→ Stated task
Retype the lines in the records starting at the line that contains "planned-hours: 600:00 h" and ending at the line that contains "divider bbox=[55, 535, 1602, 536]", including both of those lines, without changing anything.

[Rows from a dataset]
-*-*-

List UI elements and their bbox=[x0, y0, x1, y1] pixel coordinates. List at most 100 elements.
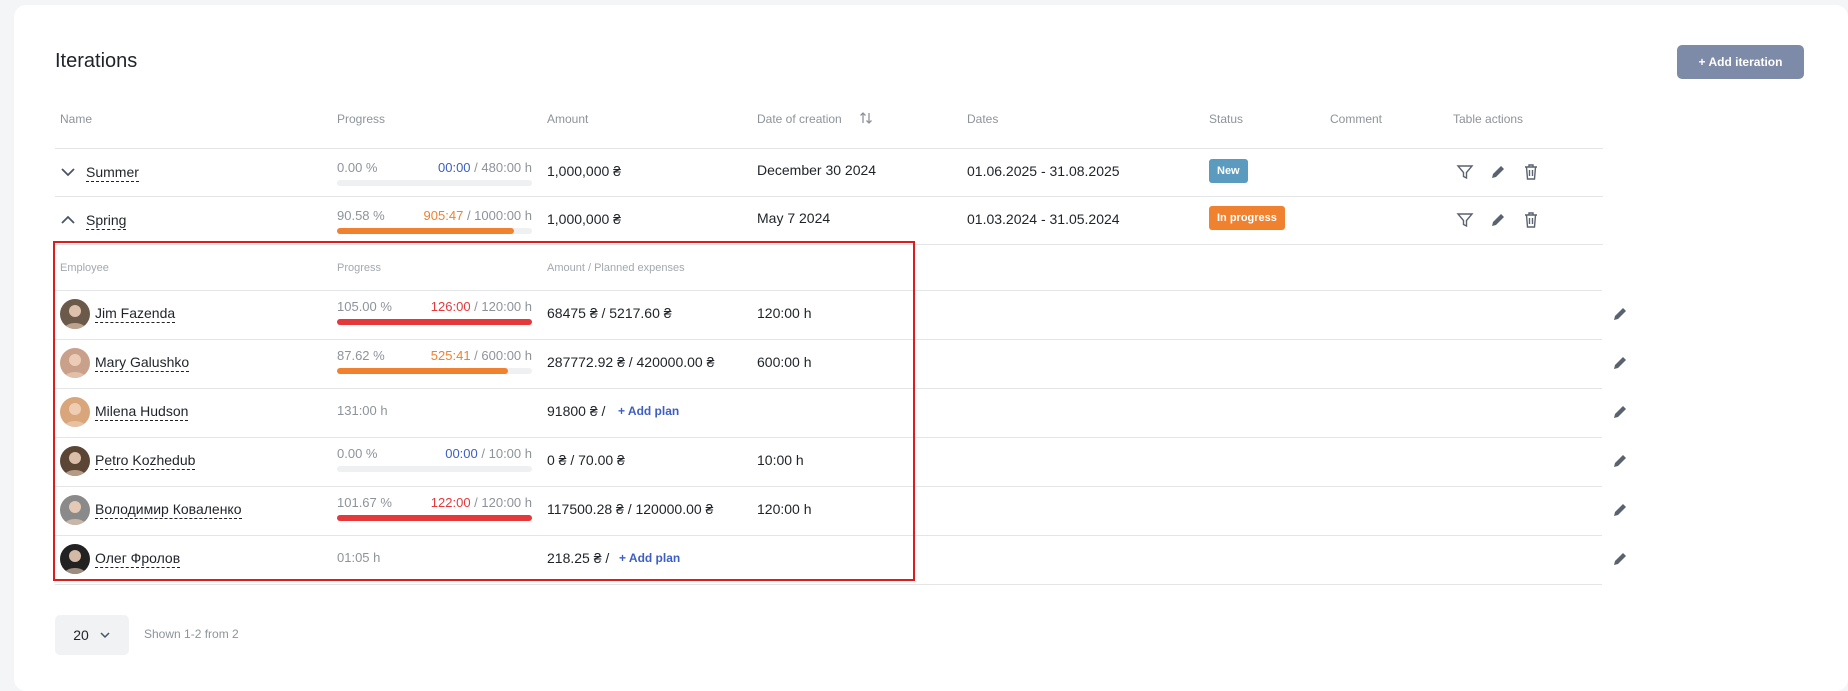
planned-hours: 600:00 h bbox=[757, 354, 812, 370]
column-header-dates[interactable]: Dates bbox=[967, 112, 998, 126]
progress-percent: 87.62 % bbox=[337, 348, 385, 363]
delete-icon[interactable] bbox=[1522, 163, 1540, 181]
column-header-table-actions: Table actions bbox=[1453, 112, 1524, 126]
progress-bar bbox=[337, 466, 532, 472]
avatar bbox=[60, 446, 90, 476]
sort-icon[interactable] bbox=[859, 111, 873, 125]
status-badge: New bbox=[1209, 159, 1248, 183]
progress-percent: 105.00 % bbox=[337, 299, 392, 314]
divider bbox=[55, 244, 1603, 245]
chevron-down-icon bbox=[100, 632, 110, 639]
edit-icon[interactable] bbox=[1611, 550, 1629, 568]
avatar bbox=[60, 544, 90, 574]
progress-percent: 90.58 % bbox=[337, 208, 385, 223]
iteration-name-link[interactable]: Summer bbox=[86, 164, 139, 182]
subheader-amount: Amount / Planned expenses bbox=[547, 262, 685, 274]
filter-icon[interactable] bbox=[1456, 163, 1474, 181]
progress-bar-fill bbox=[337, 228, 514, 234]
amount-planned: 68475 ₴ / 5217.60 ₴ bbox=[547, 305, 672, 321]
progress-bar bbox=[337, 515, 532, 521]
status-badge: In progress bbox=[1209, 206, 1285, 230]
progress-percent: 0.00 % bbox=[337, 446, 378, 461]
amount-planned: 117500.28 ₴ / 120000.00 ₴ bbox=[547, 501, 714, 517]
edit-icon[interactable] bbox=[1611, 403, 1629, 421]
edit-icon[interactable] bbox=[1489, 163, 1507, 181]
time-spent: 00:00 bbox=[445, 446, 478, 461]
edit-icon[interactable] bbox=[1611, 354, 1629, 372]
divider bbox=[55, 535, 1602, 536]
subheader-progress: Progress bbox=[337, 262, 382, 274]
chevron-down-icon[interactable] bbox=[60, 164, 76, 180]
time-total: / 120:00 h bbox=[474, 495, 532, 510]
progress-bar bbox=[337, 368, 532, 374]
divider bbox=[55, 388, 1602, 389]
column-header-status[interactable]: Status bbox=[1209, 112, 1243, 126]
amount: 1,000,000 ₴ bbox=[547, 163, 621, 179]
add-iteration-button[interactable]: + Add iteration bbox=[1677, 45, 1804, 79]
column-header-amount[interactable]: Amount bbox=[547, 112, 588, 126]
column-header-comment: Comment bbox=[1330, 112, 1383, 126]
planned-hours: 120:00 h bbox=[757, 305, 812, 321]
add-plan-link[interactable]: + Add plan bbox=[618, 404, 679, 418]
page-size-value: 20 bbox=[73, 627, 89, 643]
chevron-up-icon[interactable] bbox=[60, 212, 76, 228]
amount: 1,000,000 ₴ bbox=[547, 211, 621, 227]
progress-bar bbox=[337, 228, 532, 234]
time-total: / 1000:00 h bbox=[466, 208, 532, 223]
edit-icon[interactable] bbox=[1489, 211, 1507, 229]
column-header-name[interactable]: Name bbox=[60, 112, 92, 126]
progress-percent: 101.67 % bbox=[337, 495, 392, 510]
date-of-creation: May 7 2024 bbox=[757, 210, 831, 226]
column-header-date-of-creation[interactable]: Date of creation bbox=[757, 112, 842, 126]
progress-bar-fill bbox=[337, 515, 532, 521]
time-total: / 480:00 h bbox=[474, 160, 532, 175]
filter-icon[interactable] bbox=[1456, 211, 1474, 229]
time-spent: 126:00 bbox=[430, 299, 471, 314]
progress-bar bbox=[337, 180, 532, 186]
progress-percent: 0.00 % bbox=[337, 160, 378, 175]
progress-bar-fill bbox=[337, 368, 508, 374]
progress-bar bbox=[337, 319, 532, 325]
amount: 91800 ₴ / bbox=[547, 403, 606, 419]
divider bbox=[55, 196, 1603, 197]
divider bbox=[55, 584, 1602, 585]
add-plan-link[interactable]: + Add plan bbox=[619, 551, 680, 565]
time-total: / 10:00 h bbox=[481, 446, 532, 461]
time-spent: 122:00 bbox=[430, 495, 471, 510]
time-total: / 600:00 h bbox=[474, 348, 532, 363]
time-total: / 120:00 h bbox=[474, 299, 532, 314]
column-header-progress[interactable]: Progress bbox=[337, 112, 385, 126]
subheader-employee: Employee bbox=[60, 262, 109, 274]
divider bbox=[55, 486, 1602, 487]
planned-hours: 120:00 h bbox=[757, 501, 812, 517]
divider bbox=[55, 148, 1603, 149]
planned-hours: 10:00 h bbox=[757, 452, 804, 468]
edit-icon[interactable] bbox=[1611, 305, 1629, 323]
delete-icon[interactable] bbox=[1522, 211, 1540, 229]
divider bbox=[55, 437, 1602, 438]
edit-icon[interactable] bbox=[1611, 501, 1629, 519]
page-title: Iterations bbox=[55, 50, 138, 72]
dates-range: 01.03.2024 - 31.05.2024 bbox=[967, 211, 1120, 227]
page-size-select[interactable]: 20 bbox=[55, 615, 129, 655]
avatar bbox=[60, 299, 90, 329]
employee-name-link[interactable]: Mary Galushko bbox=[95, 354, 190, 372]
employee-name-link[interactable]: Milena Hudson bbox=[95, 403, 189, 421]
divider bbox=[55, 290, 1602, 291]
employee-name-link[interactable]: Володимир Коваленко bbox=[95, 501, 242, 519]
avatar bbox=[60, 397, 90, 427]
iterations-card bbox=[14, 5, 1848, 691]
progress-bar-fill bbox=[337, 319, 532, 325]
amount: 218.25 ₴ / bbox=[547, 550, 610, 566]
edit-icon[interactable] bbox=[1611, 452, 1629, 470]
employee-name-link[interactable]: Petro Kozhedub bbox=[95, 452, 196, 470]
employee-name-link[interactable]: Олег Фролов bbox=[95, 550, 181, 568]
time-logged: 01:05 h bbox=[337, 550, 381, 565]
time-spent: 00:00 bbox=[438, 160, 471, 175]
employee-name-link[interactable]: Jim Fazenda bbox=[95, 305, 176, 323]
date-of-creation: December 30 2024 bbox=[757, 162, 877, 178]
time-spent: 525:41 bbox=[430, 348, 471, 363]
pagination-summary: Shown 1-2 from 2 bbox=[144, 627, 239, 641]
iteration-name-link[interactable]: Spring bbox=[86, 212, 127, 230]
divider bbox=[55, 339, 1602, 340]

-*-*-

→ Solution for this problem
planned-hours: 600:00 h bbox=[757, 354, 812, 370]
column-header-dates[interactable]: Dates bbox=[967, 112, 998, 126]
progress-percent: 87.62 % bbox=[337, 348, 385, 363]
delete-icon[interactable] bbox=[1522, 163, 1540, 181]
column-header-table-actions: Table actions bbox=[1453, 112, 1524, 126]
progress-bar bbox=[337, 466, 532, 472]
avatar bbox=[60, 446, 90, 476]
sort-icon[interactable] bbox=[859, 111, 873, 125]
status-badge: New bbox=[1209, 159, 1248, 183]
progress-percent: 105.00 % bbox=[337, 299, 392, 314]
divider bbox=[55, 244, 1603, 245]
chevron-down-icon bbox=[100, 632, 110, 639]
edit-icon[interactable] bbox=[1611, 550, 1629, 568]
avatar bbox=[60, 544, 90, 574]
progress-percent: 90.58 % bbox=[337, 208, 385, 223]
iteration-name-link[interactable]: Summer bbox=[86, 164, 139, 182]
subheader-amount: Amount / Planned expenses bbox=[547, 262, 685, 274]
filter-icon[interactable] bbox=[1456, 163, 1474, 181]
progress-bar-fill bbox=[337, 228, 514, 234]
amount-planned: 68475 ₴ / 5217.60 ₴ bbox=[547, 305, 672, 321]
progress-bar bbox=[337, 515, 532, 521]
status-badge: In progress bbox=[1209, 206, 1285, 230]
progress-percent: 0.00 % bbox=[337, 446, 378, 461]
amount-planned: 117500.28 ₴ / 120000.00 ₴ bbox=[547, 501, 714, 517]
edit-icon[interactable] bbox=[1611, 403, 1629, 421]
edit-icon[interactable] bbox=[1489, 163, 1507, 181]
time-spent: 00:00 bbox=[445, 446, 478, 461]
edit-icon[interactable] bbox=[1611, 354, 1629, 372]
divider bbox=[55, 535, 1602, 536]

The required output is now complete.